▸ **The task**:
Look at the entries below and reproduce them exactly.

(Data listing)

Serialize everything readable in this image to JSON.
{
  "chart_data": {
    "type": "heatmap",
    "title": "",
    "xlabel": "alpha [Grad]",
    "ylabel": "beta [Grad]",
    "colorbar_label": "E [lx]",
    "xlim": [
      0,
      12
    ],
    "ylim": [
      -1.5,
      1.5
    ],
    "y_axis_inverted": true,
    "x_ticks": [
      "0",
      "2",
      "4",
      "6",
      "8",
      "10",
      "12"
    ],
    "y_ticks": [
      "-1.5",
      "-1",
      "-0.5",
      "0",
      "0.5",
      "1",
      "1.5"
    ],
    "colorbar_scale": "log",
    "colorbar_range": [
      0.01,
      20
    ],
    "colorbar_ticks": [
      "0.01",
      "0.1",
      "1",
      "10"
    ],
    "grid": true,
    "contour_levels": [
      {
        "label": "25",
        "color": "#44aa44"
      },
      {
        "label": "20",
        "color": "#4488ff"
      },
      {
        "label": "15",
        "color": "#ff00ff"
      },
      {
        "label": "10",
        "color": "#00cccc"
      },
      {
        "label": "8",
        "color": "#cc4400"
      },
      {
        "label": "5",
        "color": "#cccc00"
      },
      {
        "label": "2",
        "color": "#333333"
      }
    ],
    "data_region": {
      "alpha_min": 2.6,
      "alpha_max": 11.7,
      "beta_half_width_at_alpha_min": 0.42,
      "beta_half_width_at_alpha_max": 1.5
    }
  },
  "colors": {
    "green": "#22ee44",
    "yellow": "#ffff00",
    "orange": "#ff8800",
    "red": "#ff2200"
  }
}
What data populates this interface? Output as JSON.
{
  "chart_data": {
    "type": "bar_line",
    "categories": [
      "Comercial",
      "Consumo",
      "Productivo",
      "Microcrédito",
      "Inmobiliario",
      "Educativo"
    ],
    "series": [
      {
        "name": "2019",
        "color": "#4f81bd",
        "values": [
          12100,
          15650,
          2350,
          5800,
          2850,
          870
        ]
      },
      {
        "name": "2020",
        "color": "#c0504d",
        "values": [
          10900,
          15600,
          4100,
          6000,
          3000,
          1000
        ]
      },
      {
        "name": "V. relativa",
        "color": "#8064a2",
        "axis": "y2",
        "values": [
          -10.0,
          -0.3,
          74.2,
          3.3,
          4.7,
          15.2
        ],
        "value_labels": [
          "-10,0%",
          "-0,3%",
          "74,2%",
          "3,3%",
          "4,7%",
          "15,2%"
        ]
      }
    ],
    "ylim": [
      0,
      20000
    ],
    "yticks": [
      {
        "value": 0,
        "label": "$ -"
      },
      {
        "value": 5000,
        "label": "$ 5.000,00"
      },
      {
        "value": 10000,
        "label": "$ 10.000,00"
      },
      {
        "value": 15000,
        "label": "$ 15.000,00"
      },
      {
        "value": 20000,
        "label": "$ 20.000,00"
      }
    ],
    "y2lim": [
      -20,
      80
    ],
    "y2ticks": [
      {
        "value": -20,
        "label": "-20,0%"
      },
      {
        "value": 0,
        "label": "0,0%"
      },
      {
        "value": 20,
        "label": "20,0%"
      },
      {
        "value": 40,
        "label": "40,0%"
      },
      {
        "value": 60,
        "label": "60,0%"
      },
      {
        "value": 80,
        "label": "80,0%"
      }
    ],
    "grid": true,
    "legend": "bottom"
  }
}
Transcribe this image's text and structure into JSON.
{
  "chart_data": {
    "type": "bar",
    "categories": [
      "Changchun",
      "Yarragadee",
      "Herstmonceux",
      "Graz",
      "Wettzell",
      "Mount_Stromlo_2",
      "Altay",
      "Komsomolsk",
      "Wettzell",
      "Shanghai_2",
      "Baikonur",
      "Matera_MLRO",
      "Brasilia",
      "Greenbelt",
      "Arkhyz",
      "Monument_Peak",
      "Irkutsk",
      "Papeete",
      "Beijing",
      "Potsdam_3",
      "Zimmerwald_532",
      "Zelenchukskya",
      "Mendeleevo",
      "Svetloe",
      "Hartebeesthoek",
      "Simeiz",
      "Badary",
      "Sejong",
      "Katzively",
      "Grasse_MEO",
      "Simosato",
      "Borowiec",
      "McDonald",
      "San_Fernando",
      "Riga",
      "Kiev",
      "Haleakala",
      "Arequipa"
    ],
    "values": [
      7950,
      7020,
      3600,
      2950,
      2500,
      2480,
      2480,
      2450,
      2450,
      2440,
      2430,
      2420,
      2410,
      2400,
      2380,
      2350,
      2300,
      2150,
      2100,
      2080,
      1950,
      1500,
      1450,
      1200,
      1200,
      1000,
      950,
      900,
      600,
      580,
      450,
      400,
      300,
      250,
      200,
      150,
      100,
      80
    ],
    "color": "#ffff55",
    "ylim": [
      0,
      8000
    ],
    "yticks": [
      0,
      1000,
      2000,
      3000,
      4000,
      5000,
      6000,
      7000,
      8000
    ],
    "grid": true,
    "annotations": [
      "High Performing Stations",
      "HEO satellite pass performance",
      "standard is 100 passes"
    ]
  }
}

▸ **The answer**:
Serialize everything readable in this image to JSON.
{
  "chart_data": {
    "type": "heatmap",
    "title": "",
    "xlabel": "alpha [Grad]",
    "ylabel": "beta [Grad]",
    "colorbar_label": "E [lx]",
    "xlim": [
      0,
      12
    ],
    "ylim": [
      -1.5,
      1.5
    ],
    "y_axis_inverted": true,
    "x_ticks": [
      "0",
      "2",
      "4",
      "6",
      "8",
      "10",
      "12"
    ],
    "y_ticks": [
      "-1.5",
      "-1",
      "-0.5",
      "0",
      "0.5",
      "1",
      "1.5"
    ],
    "colorbar_scale": "log",
    "colorbar_range": [
      0.01,
      20
    ],
    "colorbar_ticks": [
      "0.01",
      "0.1",
      "1",
      "10"
    ],
    "grid": true,
    "contour_levels": [
      {
        "label": "25",
        "color": "#44aa44"
      },
      {
        "label": "20",
        "color": "#4488ff"
      },
      {
        "label": "15",
        "color": "#ff00ff"
      },
      {
        "label": "10",
        "color": "#00cccc"
      },
      {
        "label": "8",
        "color": "#cc4400"
      },
      {
        "label": "5",
        "color": "#cccc00"
      },
      {
        "label": "2",
        "color": "#333333"
      }
    ],
    "data_region": {
      "alpha_min": 2.6,
      "alpha_max": 11.7,
      "beta_half_width_at_alpha_min": 0.42,
      "beta_half_width_at_alpha_max": 1.5
    }
  },
  "colors": {
    "green": "#22ee44",
    "yellow": "#ffff00",
    "orange": "#ff8800",
    "red": "#ff2200"
  }
}
What data populates this interface? Output as JSON.
{
  "chart_data": {
    "type": "bar_line",
    "categories": [
      "Comercial",
      "Consumo",
      "Productivo",
      "Microcrédito",
      "Inmobiliario",
      "Educativo"
    ],
    "series": [
      {
        "name": "2019",
        "color": "#4f81bd",
        "values": [
          12100,
          15650,
          2350,
          5800,
          2850,
          870
        ]
      },
      {
        "name": "2020",
        "color": "#c0504d",
        "values": [
          10900,
          15600,
          4100,
          6000,
          3000,
          1000
        ]
      },
      {
        "name": "V. relativa",
        "color": "#8064a2",
        "axis": "y2",
        "values": [
          -10.0,
          -0.3,
          74.2,
          3.3,
          4.7,
          15.2
        ],
        "value_labels": [
          "-10,0%",
          "-0,3%",
          "74,2%",
          "3,3%",
          "4,7%",
          "15,2%"
        ]
      }
    ],
    "ylim": [
      0,
      20000
    ],
    "yticks": [
      {
        "value": 0,
        "label": "$ -"
      },
      {
        "value": 5000,
        "label": "$ 5.000,00"
      },
      {
        "value": 10000,
        "label": "$ 10.000,00"
      },
      {
        "value": 15000,
        "label": "$ 15.000,00"
      },
      {
        "value": 20000,
        "label": "$ 20.000,00"
      }
    ],
    "y2lim": [
      -20,
      80
    ],
    "y2ticks": [
      {
        "value": -20,
        "label": "-20,0%"
      },
      {
        "value": 0,
        "label": "0,0%"
      },
      {
        "value": 20,
        "label": "20,0%"
      },
      {
        "value": 40,
        "label": "40,0%"
      },
      {
        "value": 60,
        "label": "60,0%"
      },
      {
        "value": 80,
        "label": "80,0%"
      }
    ],
    "grid": true,
    "legend": "bottom"
  }
}
Transcribe this image's text and structure into JSON.
{
  "chart_data": {
    "type": "bar",
    "categories": [
      "Changchun",
      "Yarragadee",
      "Herstmonceux",
      "Graz",
      "Wettzell",
      "Mount_Stromlo_2",
      "Altay",
      "Komsomolsk",
      "Wettzell",
      "Shanghai_2",
      "Baikonur",
      "Matera_MLRO",
      "Brasilia",
      "Greenbelt",
      "Arkhyz",
      "Monument_Peak",
      "Irkutsk",
      "Papeete",
      "Beijing",
      "Potsdam_3",
      "Zimmerwald_532",
      "Zelenchukskya",
      "Mendeleevo",
      "Svetloe",
      "Hartebeesthoek",
      "Simeiz",
      "Badary",
      "Sejong",
      "Katzively",
      "Grasse_MEO",
      "Simosato",
      "Borowiec",
      "McDonald",
      "San_Fernando",
      "Riga",
      "Kiev",
      "Haleakala",
      "Arequipa"
    ],
    "values": [
      7950,
      7020,
      3600,
      2950,
      2500,
      2480,
      2480,
      2450,
      2450,
      2440,
      2430,
      2420,
      2410,
      2400,
      2380,
      2350,
      2300,
      2150,
      2100,
      2080,
      1950,
      1500,
      1450,
      1200,
      1200,
      1000,
      950,
      900,
      600,
      580,
      450,
      400,
      300,
      250,
      200,
      150,
      100,
      80
    ],
    "color": "#ffff55",
    "ylim": [
      0,
      8000
    ],
    "yticks": [
      0,
      1000,
      2000,
      3000,
      4000,
      5000,
      6000,
      7000,
      8000
    ],
    "grid": true,
    "annotations": [
      "High Performing Stations",
      "HEO satellite pass performance",
      "standard is 100 passes"
    ]
  }
}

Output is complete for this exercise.